Goal:
Update the lines that open with the line containing "Patent image size: (906, 577)." and close with the line containing "The shaft portions 434 is at (408, 344)." by replacing "head-mounted display" with "head-worn display". Return only those lines, otherwise unchanged.

Dataset entries:
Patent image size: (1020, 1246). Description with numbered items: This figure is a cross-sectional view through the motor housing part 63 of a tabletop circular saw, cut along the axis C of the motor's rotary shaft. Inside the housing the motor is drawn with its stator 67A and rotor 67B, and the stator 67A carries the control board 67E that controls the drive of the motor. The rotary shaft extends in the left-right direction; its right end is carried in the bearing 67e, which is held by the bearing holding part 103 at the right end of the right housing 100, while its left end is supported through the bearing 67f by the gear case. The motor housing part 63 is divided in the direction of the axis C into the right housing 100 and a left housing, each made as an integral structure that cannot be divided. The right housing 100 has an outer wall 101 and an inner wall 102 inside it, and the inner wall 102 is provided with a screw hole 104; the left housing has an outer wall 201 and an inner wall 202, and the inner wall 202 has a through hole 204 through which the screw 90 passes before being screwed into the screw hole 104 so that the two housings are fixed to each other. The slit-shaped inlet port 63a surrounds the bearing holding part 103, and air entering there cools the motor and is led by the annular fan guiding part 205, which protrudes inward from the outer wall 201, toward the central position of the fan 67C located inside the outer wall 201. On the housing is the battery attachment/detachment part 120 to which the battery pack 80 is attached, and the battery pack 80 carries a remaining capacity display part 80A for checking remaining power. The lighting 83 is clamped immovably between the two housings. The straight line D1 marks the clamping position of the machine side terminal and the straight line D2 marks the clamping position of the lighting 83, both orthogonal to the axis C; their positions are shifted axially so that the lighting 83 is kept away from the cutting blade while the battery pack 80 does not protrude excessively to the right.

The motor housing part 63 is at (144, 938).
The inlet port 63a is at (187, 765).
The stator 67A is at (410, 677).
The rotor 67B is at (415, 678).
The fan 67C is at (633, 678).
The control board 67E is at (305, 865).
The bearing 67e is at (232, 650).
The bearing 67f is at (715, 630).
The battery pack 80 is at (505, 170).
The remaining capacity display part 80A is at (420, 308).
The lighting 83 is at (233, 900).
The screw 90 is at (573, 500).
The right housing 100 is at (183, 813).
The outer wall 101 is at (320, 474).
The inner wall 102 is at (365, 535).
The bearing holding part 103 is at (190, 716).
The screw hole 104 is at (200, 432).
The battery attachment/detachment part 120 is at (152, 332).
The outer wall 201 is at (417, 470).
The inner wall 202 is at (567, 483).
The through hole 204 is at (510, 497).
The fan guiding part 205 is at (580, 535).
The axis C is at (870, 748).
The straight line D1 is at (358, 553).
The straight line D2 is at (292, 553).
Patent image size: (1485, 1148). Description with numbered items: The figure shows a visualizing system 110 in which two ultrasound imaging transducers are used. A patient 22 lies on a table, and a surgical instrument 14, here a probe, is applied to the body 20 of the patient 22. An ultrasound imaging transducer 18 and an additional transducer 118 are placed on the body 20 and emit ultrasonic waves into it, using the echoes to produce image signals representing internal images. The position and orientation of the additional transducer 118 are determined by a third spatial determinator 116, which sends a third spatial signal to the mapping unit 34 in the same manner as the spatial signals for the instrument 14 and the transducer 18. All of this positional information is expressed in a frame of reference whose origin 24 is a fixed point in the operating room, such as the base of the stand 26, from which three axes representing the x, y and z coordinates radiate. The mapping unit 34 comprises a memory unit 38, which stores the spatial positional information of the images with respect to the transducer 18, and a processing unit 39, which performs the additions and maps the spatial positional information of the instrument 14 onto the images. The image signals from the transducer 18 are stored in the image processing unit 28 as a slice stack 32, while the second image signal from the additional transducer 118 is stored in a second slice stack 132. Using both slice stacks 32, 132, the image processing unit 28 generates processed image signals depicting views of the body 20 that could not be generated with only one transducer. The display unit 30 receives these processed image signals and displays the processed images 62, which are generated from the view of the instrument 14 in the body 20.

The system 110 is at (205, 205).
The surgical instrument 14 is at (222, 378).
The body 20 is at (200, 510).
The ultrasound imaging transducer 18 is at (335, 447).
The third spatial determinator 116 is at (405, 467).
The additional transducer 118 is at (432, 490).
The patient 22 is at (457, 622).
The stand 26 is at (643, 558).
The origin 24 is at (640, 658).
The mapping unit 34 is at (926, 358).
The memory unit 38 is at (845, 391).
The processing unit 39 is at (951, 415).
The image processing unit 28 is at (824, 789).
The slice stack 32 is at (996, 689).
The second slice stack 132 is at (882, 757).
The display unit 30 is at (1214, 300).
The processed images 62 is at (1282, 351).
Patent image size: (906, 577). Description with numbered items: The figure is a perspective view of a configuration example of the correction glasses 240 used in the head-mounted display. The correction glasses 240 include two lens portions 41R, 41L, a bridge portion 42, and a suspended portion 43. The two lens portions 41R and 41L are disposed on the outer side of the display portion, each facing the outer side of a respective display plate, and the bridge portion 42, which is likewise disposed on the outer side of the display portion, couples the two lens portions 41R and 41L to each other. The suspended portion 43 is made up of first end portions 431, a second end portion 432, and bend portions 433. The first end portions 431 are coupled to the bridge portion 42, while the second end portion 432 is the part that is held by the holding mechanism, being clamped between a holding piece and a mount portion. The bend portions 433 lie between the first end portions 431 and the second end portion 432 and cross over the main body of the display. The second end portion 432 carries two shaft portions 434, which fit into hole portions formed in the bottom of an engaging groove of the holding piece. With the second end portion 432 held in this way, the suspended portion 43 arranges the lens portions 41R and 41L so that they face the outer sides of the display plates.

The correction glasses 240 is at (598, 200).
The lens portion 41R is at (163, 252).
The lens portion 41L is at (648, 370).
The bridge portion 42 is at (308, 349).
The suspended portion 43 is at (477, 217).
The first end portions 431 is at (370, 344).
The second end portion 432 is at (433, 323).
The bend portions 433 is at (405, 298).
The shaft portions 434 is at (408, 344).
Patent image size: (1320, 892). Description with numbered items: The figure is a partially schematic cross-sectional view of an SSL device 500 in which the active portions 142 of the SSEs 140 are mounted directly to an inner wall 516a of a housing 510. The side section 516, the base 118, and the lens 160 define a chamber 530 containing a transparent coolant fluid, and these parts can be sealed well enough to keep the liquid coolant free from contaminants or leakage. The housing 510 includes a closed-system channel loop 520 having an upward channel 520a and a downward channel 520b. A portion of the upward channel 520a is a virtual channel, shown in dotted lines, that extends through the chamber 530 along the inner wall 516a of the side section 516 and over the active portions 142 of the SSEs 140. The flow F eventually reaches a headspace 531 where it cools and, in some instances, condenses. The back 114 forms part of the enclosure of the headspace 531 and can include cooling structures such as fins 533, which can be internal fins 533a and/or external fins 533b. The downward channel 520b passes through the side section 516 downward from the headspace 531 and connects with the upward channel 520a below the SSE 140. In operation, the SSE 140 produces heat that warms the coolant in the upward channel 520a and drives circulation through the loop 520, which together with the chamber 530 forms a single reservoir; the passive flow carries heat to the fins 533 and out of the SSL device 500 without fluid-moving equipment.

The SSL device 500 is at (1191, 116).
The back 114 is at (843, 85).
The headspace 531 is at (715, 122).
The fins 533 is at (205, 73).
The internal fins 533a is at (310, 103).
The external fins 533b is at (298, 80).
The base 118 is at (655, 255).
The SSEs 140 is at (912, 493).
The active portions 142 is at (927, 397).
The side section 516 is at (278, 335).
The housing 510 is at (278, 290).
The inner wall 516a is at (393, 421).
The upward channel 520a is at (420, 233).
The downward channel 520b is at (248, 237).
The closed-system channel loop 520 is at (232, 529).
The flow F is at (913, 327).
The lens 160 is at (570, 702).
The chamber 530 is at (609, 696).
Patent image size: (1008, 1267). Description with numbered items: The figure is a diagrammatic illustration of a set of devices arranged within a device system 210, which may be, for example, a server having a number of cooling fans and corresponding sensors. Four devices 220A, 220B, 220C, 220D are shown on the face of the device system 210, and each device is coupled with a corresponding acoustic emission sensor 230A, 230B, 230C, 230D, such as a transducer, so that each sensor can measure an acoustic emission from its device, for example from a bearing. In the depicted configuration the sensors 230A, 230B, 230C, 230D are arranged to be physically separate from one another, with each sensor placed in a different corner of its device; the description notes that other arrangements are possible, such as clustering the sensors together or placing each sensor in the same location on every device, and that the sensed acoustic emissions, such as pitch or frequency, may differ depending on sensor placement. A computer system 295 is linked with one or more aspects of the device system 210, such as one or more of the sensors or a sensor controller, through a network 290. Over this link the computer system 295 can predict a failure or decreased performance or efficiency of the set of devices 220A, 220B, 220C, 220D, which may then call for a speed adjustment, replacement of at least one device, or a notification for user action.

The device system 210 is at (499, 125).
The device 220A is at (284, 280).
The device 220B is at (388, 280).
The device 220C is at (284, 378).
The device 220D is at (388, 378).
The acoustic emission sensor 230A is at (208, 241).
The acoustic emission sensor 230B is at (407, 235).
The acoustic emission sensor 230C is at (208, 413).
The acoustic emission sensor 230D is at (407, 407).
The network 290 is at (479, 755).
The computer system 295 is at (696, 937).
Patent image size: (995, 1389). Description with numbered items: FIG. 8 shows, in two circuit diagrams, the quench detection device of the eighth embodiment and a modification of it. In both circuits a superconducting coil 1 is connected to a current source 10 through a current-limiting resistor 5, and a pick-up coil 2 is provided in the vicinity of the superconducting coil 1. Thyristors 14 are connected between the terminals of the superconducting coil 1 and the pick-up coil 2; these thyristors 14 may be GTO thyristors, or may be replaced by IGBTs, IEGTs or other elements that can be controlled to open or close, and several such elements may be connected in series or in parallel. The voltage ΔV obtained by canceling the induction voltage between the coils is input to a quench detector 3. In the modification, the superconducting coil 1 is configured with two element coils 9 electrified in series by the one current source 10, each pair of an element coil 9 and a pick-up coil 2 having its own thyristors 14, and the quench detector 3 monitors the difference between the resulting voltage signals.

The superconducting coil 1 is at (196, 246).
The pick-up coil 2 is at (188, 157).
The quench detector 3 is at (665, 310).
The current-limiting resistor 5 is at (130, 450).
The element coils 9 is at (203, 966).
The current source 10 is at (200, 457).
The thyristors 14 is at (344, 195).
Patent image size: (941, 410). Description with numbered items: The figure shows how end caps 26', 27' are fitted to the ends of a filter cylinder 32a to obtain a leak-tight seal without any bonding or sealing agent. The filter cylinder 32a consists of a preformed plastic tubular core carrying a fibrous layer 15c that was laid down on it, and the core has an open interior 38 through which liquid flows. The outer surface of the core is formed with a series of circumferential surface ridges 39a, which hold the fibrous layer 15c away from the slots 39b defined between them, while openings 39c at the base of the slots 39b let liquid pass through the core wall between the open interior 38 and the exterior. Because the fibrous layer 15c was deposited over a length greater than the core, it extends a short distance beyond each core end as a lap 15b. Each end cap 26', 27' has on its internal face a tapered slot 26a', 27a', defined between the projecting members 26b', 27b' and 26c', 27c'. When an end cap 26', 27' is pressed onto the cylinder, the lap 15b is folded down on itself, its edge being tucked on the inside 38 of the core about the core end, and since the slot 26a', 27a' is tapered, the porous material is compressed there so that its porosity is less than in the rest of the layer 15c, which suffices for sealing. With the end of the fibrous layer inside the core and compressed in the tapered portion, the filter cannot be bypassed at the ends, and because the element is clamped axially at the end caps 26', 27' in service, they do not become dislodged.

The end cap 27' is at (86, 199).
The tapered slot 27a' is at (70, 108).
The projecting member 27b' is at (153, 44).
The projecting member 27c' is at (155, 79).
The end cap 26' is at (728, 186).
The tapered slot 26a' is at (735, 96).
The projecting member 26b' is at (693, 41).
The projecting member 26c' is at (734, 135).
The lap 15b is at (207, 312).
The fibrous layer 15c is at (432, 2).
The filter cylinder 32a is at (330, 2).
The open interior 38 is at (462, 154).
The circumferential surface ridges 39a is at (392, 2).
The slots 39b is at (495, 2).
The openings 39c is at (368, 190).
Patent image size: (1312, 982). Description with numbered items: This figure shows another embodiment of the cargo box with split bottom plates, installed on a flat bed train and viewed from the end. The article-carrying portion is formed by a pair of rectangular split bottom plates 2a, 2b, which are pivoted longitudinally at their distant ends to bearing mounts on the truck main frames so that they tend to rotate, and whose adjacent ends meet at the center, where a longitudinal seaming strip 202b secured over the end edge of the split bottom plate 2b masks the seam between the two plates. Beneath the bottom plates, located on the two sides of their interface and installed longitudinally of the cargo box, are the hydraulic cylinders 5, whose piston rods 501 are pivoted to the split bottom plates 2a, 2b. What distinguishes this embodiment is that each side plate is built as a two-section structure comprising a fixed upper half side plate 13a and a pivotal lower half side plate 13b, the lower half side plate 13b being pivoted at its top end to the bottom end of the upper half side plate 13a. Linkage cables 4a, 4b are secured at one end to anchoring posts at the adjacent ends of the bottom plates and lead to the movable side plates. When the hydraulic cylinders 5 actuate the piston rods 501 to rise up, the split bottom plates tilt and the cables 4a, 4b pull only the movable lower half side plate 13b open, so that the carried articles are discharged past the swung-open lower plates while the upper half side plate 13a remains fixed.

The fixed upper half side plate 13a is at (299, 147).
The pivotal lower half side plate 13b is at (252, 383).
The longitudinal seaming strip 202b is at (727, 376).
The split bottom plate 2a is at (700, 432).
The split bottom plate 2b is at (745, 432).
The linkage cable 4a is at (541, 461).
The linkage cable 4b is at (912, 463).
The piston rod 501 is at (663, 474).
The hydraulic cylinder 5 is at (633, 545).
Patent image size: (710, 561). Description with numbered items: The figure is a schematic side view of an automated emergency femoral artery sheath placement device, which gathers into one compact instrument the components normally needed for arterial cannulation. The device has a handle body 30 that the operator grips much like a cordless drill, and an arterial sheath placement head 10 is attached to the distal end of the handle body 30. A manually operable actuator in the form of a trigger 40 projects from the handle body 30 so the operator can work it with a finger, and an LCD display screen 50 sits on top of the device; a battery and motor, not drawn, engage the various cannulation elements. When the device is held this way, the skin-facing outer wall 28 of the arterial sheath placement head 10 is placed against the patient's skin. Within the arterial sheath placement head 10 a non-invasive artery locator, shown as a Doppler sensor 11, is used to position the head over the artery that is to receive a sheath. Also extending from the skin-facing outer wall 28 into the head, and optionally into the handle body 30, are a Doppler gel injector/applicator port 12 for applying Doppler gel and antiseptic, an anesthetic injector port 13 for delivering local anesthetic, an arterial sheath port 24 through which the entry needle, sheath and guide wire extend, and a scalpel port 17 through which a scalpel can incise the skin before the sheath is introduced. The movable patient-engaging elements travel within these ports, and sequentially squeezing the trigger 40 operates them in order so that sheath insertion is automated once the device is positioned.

Problem solution:
Patent image size: (906, 577). Description with numbered items: The figure is a perspective view of a configuration example of the correction glasses 240 used in the head-worn display. The correction glasses 240 include two lens portions 41R, 41L, a bridge portion 42, and a suspended portion 43. The two lens portions 41R and 41L are disposed on the outer side of the display portion, each facing the outer side of a respective display plate, and the bridge portion 42, which is likewise disposed on the outer side of the display portion, couples the two lens portions 41R and 41L to each other. The suspended portion 43 is made up of first end portions 431, a second end portion 432, and bend portions 433. The first end portions 431 are coupled to the bridge portion 42, while the second end portion 432 is the part that is held by the holding mechanism, being clamped between a holding piece and a mount portion. The bend portions 433 lie between the first end portions 431 and the second end portion 432 and cross over the main body of the display. The second end portion 432 carries two shaft portions 434, which fit into hole portions formed in the bottom of an engaging groove of the holding piece. With the second end portion 432 held in this way, the suspended portion 43 arranges the lens portions 41R and 41L so that they face the outer sides of the display plates.

The correction glasses 240 is at (598, 200).
The lens portion 41R is at (163, 252).
The lens portion 41L is at (648, 370).
The bridge portion 42 is at (308, 349).
The suspended portion 43 is at (477, 217).
The first end portions 431 is at (370, 344).
The second end portion 432 is at (433, 323).
The bend portions 433 is at (405, 298).
The shaft portions 434 is at (408, 344).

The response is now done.